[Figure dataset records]
● ● ● ● ● ● ●
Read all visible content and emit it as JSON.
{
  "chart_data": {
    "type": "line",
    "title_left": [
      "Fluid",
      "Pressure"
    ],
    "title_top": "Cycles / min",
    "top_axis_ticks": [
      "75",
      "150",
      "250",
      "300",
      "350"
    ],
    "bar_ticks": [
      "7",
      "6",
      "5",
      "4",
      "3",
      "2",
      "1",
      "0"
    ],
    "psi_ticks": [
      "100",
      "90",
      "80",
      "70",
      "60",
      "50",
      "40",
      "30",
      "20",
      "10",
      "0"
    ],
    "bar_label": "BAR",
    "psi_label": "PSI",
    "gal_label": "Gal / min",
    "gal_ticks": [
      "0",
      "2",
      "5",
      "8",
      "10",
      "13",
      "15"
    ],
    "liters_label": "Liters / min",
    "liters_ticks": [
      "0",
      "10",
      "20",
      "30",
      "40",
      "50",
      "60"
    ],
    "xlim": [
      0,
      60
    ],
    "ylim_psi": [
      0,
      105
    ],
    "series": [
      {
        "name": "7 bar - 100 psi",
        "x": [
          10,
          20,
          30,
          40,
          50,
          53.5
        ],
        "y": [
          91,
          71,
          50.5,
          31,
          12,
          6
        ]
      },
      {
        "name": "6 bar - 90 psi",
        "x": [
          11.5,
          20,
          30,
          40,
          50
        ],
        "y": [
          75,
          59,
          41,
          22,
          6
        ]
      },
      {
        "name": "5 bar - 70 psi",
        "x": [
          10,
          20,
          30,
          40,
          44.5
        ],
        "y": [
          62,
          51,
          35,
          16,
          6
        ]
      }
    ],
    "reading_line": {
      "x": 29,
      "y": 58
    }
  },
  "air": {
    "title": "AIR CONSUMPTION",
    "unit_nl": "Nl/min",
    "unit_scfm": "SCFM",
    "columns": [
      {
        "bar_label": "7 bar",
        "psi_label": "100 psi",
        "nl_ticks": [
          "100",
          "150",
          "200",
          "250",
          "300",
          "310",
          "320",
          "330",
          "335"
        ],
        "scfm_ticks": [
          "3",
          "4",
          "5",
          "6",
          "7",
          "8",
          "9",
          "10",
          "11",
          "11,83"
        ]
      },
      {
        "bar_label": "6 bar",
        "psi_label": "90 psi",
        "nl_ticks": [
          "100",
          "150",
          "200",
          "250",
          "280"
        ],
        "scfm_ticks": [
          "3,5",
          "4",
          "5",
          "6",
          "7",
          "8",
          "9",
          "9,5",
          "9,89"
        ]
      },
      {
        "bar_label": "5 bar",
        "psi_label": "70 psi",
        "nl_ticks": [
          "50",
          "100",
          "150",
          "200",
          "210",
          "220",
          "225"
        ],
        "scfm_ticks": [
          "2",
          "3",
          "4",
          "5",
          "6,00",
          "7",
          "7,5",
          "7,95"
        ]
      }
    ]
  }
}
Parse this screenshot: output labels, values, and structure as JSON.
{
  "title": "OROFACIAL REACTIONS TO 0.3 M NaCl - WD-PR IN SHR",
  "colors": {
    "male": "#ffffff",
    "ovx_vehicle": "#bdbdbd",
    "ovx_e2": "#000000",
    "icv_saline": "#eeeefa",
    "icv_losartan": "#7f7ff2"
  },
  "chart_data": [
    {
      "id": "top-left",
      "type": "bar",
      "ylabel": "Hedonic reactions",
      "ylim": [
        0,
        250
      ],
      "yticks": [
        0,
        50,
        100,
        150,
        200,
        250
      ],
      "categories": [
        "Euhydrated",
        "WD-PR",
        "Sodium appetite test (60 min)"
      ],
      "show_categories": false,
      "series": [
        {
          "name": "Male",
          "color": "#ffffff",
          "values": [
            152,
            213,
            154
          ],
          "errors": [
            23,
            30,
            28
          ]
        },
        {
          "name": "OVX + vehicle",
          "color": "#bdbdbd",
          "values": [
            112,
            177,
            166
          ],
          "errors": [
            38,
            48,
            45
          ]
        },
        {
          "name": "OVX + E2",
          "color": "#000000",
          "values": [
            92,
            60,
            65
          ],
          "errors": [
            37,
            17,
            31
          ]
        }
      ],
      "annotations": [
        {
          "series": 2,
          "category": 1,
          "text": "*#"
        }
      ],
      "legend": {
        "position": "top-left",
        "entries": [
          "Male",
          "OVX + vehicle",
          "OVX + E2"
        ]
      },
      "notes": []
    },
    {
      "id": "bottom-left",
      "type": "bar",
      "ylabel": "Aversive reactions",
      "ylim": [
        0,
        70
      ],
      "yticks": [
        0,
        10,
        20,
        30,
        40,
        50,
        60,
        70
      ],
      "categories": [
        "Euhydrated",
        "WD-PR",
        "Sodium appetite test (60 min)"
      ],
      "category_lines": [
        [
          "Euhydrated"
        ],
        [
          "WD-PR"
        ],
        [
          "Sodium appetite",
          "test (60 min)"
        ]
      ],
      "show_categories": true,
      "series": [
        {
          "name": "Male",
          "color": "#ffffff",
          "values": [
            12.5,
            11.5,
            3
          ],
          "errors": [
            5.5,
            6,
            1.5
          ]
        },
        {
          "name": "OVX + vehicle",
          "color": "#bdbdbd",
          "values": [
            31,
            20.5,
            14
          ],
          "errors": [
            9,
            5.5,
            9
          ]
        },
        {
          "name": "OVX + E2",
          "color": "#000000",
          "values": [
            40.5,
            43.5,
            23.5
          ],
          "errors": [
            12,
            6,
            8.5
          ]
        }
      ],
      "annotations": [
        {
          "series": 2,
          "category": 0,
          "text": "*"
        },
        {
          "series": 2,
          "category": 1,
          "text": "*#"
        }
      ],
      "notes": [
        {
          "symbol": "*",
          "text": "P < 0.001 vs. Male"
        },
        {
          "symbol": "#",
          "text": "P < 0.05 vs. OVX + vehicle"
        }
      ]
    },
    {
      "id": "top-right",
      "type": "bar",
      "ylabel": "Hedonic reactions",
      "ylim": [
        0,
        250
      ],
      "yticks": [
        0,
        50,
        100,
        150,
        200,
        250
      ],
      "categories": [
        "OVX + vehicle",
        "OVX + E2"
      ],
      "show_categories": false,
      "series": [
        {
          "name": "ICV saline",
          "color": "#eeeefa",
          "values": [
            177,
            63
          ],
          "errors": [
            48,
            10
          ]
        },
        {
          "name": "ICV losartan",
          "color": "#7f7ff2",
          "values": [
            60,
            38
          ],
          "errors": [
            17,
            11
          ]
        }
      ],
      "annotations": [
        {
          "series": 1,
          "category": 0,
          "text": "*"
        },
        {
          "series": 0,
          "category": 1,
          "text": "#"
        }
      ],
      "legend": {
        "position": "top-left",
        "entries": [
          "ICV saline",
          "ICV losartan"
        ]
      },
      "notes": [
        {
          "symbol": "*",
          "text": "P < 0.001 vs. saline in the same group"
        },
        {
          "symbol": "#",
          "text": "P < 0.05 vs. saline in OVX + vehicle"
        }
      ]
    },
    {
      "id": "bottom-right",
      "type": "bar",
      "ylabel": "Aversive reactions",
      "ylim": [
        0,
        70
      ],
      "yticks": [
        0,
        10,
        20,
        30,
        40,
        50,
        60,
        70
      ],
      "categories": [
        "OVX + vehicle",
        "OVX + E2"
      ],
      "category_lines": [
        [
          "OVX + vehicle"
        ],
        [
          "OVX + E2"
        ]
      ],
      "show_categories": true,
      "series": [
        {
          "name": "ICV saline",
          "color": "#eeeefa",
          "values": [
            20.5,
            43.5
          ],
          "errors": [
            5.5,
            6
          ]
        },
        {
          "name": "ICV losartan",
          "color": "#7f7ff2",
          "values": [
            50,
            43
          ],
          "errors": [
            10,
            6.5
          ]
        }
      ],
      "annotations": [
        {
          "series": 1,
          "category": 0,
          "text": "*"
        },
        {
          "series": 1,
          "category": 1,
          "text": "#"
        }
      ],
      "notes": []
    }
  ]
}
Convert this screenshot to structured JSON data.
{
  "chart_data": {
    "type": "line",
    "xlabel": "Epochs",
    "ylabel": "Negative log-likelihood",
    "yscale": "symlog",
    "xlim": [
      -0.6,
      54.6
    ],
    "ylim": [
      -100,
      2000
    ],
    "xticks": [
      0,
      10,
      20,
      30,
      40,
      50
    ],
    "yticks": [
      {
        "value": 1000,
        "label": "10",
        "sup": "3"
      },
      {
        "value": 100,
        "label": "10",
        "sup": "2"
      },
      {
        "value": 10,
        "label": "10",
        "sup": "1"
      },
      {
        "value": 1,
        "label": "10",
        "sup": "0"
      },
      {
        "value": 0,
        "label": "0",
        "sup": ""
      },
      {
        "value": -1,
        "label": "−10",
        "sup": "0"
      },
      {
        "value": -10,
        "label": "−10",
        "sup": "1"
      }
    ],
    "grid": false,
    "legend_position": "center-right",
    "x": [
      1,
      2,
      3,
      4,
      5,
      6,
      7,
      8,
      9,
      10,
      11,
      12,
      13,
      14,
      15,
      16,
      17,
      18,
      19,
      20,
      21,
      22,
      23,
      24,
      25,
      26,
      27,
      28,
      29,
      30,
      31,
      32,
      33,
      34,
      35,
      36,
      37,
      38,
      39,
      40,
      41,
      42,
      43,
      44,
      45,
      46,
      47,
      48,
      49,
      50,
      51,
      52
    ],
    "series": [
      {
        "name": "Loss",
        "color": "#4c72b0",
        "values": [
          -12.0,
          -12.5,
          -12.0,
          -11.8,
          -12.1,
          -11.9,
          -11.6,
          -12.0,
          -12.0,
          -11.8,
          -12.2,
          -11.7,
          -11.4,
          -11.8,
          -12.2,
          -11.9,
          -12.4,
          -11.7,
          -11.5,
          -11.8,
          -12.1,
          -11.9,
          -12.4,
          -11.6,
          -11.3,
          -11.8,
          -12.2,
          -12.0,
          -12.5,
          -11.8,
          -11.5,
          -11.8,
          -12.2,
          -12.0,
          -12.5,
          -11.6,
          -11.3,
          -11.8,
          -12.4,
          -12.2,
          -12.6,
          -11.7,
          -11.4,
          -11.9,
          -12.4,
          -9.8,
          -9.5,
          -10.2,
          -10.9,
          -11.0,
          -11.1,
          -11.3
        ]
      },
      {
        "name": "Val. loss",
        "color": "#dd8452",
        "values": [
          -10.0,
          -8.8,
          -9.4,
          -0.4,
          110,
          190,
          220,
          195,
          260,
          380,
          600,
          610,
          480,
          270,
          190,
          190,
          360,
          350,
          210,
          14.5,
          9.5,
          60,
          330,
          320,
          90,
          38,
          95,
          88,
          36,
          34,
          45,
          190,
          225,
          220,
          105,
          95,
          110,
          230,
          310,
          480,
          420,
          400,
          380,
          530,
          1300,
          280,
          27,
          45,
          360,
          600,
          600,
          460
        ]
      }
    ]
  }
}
● ● ● ● ● ● ●
◆ Exercise prompt
Find the lines that include the string "right", then copy each of them.

◆ Completed task
      "id": "top-right",
      "id": "bottom-right",
    "legend_position": "center-right",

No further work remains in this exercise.